Find every line with the word "Trend". Copy those lines.

▶ **Saved data entries**:

* * * * * * * * *

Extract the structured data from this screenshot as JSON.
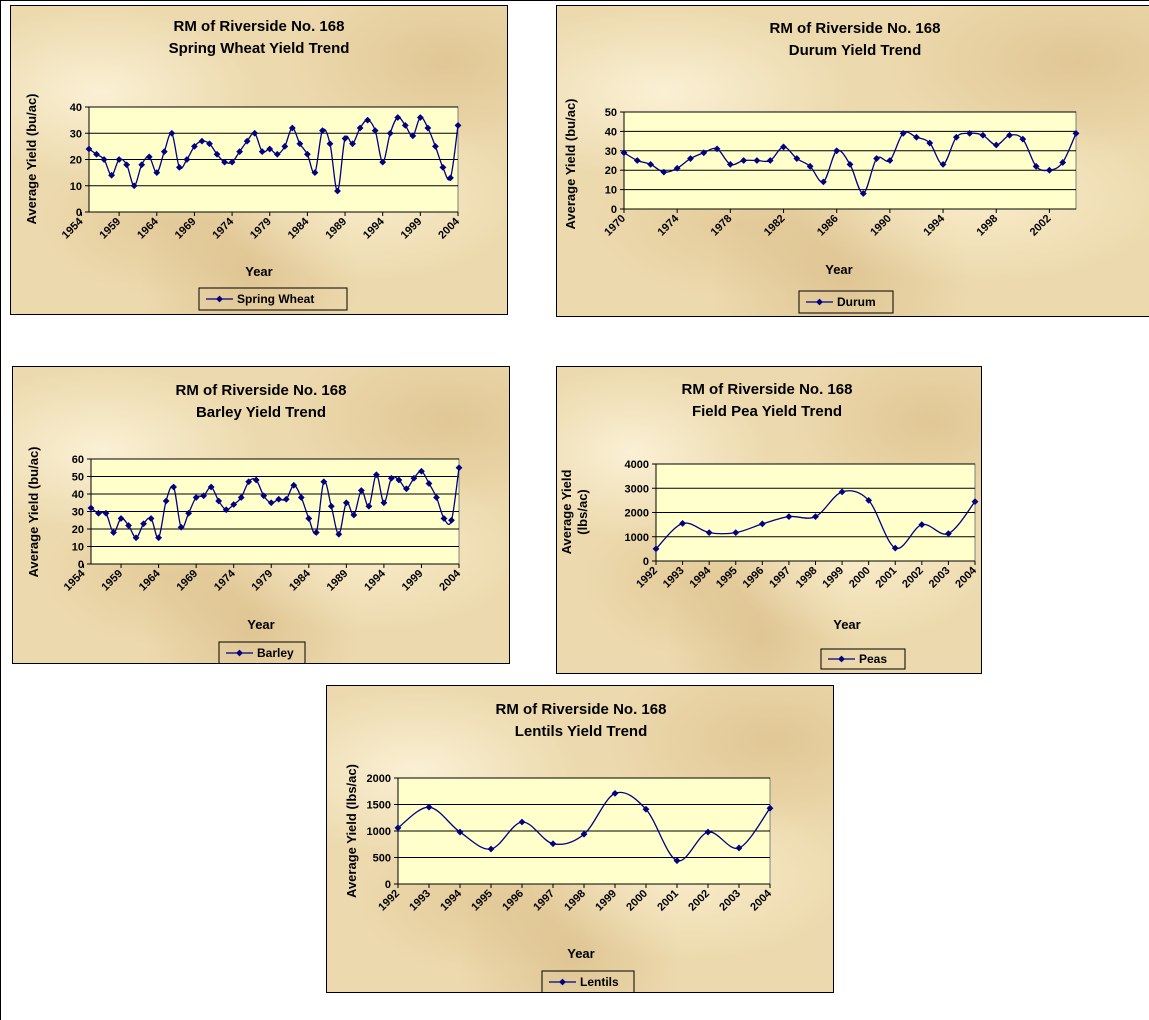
{
  "chart_data": [
    {
      "id": "wheat",
      "type": "line",
      "title": "RM of Riverside No. 168",
      "subtitle": "Spring Wheat Yield Trend",
      "xlabel": "Year",
      "ylabel": "Average Yield  (bu/ac)",
      "ylabel_lines": [
        "Average Yield  (bu/ac)"
      ],
      "ylim": [
        0,
        40
      ],
      "yticks": [
        0,
        10,
        20,
        30,
        40
      ],
      "xtick_labels": [
        "1954",
        "1959",
        "1964",
        "1969",
        "1974",
        "1979",
        "1984",
        "1989",
        "1994",
        "1999",
        "2004"
      ],
      "x_start": 1955,
      "grid": true,
      "legend_position": "bottom",
      "series": [
        {
          "name": "Spring Wheat",
          "x": [
            1955,
            1956,
            1957,
            1958,
            1959,
            1960,
            1961,
            1962,
            1963,
            1964,
            1965,
            1966,
            1967,
            1968,
            1969,
            1970,
            1971,
            1972,
            1973,
            1974,
            1975,
            1976,
            1977,
            1978,
            1979,
            1980,
            1981,
            1982,
            1983,
            1984,
            1985,
            1986,
            1987,
            1988,
            1989,
            1990,
            1991,
            1992,
            1993,
            1994,
            1995,
            1996,
            1997,
            1998,
            1999,
            2000,
            2001,
            2002,
            2003,
            2004
          ],
          "values": [
            24,
            22,
            20,
            14,
            20,
            18,
            10,
            18,
            21,
            15,
            23,
            30,
            17,
            20,
            25,
            27,
            26,
            22,
            19,
            19,
            23,
            27,
            30,
            23,
            24,
            22,
            25,
            32,
            26,
            22,
            15,
            31,
            26,
            8,
            28,
            26,
            32,
            35,
            31,
            19,
            30,
            36,
            33,
            29,
            36,
            32,
            25,
            17,
            13,
            33
          ]
        }
      ]
    },
    {
      "id": "durum",
      "type": "line",
      "title": "RM of Riverside No. 168",
      "subtitle": "Durum Yield Trend",
      "xlabel": "Year",
      "ylabel": "Average Yield (bu/ac)",
      "ylabel_lines": [
        "Average Yield (bu/ac)"
      ],
      "ylim": [
        0,
        50
      ],
      "yticks": [
        0,
        10,
        20,
        30,
        40,
        50
      ],
      "xtick_labels": [
        "1970",
        "1974",
        "1978",
        "1982",
        "1986",
        "1990",
        "1994",
        "1998",
        "2002"
      ],
      "x_start": 1970,
      "grid": true,
      "legend_position": "bottom",
      "series": [
        {
          "name": "Durum",
          "x": [
            1970,
            1971,
            1972,
            1973,
            1974,
            1975,
            1976,
            1977,
            1978,
            1979,
            1980,
            1981,
            1982,
            1983,
            1984,
            1985,
            1986,
            1987,
            1988,
            1989,
            1990,
            1991,
            1992,
            1993,
            1994,
            1995,
            1996,
            1997,
            1998,
            1999,
            2000,
            2001,
            2002,
            2003,
            2004
          ],
          "values": [
            29,
            25,
            23,
            19,
            21,
            26,
            29,
            31,
            23,
            25,
            25,
            25,
            32,
            26,
            22,
            14,
            30,
            23,
            8,
            26,
            25,
            39,
            37,
            34,
            23,
            37,
            39,
            38,
            33,
            38,
            36,
            22,
            20,
            24,
            39
          ]
        }
      ]
    },
    {
      "id": "barley",
      "type": "line",
      "title": "RM of Riverside No. 168",
      "subtitle": "Barley Yield Trend",
      "xlabel": "Year",
      "ylabel": "Average Yield  (bu/ac)",
      "ylabel_lines": [
        "Average Yield  (bu/ac)"
      ],
      "ylim": [
        0,
        60
      ],
      "yticks": [
        0,
        10,
        20,
        30,
        40,
        50,
        60
      ],
      "xtick_labels": [
        "1954",
        "1959",
        "1964",
        "1969",
        "1974",
        "1979",
        "1984",
        "1989",
        "1994",
        "1999",
        "2004"
      ],
      "x_start": 1955,
      "grid": true,
      "legend_position": "bottom",
      "series": [
        {
          "name": "Barley",
          "x": [
            1955,
            1956,
            1957,
            1958,
            1959,
            1960,
            1961,
            1962,
            1963,
            1964,
            1965,
            1966,
            1967,
            1968,
            1969,
            1970,
            1971,
            1972,
            1973,
            1974,
            1975,
            1976,
            1977,
            1978,
            1979,
            1980,
            1981,
            1982,
            1983,
            1984,
            1985,
            1986,
            1987,
            1988,
            1989,
            1990,
            1991,
            1992,
            1993,
            1994,
            1995,
            1996,
            1997,
            1998,
            1999,
            2000,
            2001,
            2002,
            2003,
            2004
          ],
          "values": [
            32,
            29,
            29,
            18,
            26,
            22,
            15,
            23,
            26,
            15,
            36,
            44,
            21,
            29,
            38,
            39,
            44,
            36,
            31,
            34,
            38,
            47,
            48,
            39,
            35,
            37,
            37,
            45,
            38,
            26,
            18,
            47,
            33,
            17,
            35,
            28,
            42,
            33,
            51,
            35,
            49,
            48,
            43,
            49,
            53,
            46,
            38,
            26,
            25,
            55
          ]
        }
      ]
    },
    {
      "id": "peas",
      "type": "line",
      "title": "RM of Riverside No. 168",
      "subtitle": "Field Pea Yield Trend",
      "xlabel": "Year",
      "ylabel": "Average Yield (lbs/ac)",
      "ylabel_lines": [
        "Average Yield",
        "(lbs/ac)"
      ],
      "ylim": [
        0,
        4000
      ],
      "yticks": [
        0,
        1000,
        2000,
        3000,
        4000
      ],
      "xtick_labels": [
        "1992",
        "1993",
        "1994",
        "1995",
        "1996",
        "1997",
        "1998",
        "1999",
        "2000",
        "2001",
        "2002",
        "2003",
        "2004"
      ],
      "x_start": 1992,
      "grid": true,
      "legend_position": "bottom",
      "series": [
        {
          "name": "Peas",
          "x": [
            1992,
            1993,
            1994,
            1995,
            1996,
            1997,
            1998,
            1999,
            2000,
            2001,
            2002,
            2003,
            2004
          ],
          "values": [
            500,
            1550,
            1170,
            1170,
            1530,
            1830,
            1830,
            2850,
            2500,
            530,
            1500,
            1130,
            2450
          ]
        }
      ]
    },
    {
      "id": "lentils",
      "type": "line",
      "title": "RM of Riverside No. 168",
      "subtitle": "Lentils Yield Trend",
      "xlabel": "Year",
      "ylabel": "Average Yield  (lbs/ac)",
      "ylabel_lines": [
        "Average Yield  (lbs/ac)"
      ],
      "ylim": [
        0,
        2000
      ],
      "yticks": [
        0,
        500,
        1000,
        1500,
        2000
      ],
      "xtick_labels": [
        "1992",
        "1993",
        "1994",
        "1995",
        "1996",
        "1997",
        "1998",
        "1999",
        "2000",
        "2001",
        "2002",
        "2003",
        "2004"
      ],
      "x_start": 1992,
      "grid": true,
      "legend_position": "bottom",
      "series": [
        {
          "name": "Lentils",
          "x": [
            1992,
            1993,
            1994,
            1995,
            1996,
            1997,
            1998,
            1999,
            2000,
            2001,
            2002,
            2003,
            2004
          ],
          "values": [
            1060,
            1450,
            980,
            660,
            1170,
            760,
            940,
            1710,
            1410,
            440,
            980,
            680,
            1430
          ]
        }
      ]
    }
  ],
  "colors": {
    "series_line": "#000080",
    "plot_background": "#ffffcc",
    "panel_background": "#ecd9ad"
  }
}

* * * * * * * * *

▶ **Final answer**:
      "subtitle": "Spring Wheat Yield Trend",
      "subtitle": "Durum Yield Trend",
      "subtitle": "Barley Yield Trend",
      "subtitle": "Field Pea Yield Trend",
      "subtitle": "Lentils Yield Trend",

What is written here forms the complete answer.